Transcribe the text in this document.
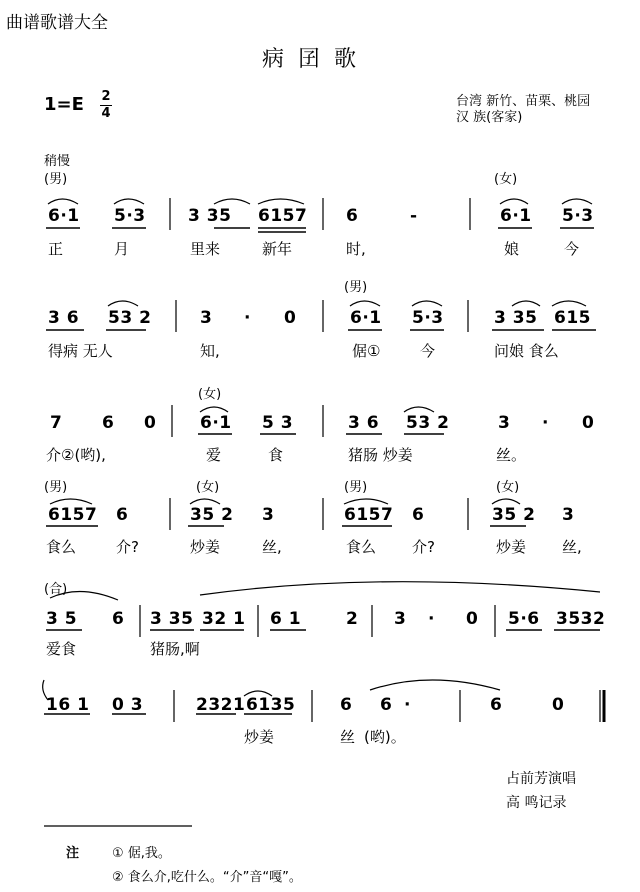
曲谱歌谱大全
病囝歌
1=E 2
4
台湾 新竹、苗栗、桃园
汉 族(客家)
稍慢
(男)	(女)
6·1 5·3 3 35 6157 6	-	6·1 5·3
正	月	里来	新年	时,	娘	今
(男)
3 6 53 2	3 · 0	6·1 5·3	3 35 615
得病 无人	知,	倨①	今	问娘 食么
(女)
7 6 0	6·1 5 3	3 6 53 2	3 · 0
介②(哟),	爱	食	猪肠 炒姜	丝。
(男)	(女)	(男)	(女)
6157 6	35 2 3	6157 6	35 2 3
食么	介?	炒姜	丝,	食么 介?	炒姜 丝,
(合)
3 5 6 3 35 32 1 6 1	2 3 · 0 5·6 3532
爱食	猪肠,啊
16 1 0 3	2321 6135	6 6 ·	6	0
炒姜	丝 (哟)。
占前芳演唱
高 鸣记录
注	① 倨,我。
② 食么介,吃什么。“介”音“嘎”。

* * *

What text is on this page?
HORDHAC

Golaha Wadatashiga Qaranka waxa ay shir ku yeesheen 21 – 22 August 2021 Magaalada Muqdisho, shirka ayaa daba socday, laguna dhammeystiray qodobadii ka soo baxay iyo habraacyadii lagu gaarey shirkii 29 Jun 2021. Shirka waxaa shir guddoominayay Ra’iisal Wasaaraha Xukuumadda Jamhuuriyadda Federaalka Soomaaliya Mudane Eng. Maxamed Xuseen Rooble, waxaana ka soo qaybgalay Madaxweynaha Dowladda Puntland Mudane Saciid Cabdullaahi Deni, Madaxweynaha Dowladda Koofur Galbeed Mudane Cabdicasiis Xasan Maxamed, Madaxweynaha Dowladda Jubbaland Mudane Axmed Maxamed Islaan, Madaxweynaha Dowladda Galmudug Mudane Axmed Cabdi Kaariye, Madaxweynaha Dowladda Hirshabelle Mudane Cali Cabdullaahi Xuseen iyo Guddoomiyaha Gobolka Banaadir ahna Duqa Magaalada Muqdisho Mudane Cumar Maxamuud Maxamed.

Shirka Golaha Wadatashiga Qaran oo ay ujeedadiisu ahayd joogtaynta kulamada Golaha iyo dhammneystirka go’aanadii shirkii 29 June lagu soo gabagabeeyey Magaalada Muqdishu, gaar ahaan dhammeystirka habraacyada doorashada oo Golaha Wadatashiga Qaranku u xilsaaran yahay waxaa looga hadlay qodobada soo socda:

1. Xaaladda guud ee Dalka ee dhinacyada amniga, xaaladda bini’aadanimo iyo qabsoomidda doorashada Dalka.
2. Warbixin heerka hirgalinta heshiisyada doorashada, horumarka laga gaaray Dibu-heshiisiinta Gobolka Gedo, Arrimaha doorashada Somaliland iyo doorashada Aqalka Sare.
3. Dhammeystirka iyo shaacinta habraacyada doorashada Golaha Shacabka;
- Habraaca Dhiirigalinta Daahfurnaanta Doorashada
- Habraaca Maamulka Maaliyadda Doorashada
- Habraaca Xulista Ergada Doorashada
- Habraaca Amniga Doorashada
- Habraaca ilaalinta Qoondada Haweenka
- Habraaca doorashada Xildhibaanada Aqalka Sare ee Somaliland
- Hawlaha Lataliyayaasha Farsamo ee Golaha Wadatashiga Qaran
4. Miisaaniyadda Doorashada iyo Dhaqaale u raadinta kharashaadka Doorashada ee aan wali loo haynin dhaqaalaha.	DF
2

**GIVEN REQUEST**
Report each line in the data that holds the word "Aqalka".

**RESPONSE TO THE TASK**
2. Warbixin heerka hirgalinta heshiisyada doorashada, horumarka laga gaaray Dibu-heshiisiinta Gobolka Gedo, Arrimaha doorashada Somaliland iyo doorashada Aqalka Sare.
- Habraaca doorashada Xildhibaanada Aqalka Sare ee Somaliland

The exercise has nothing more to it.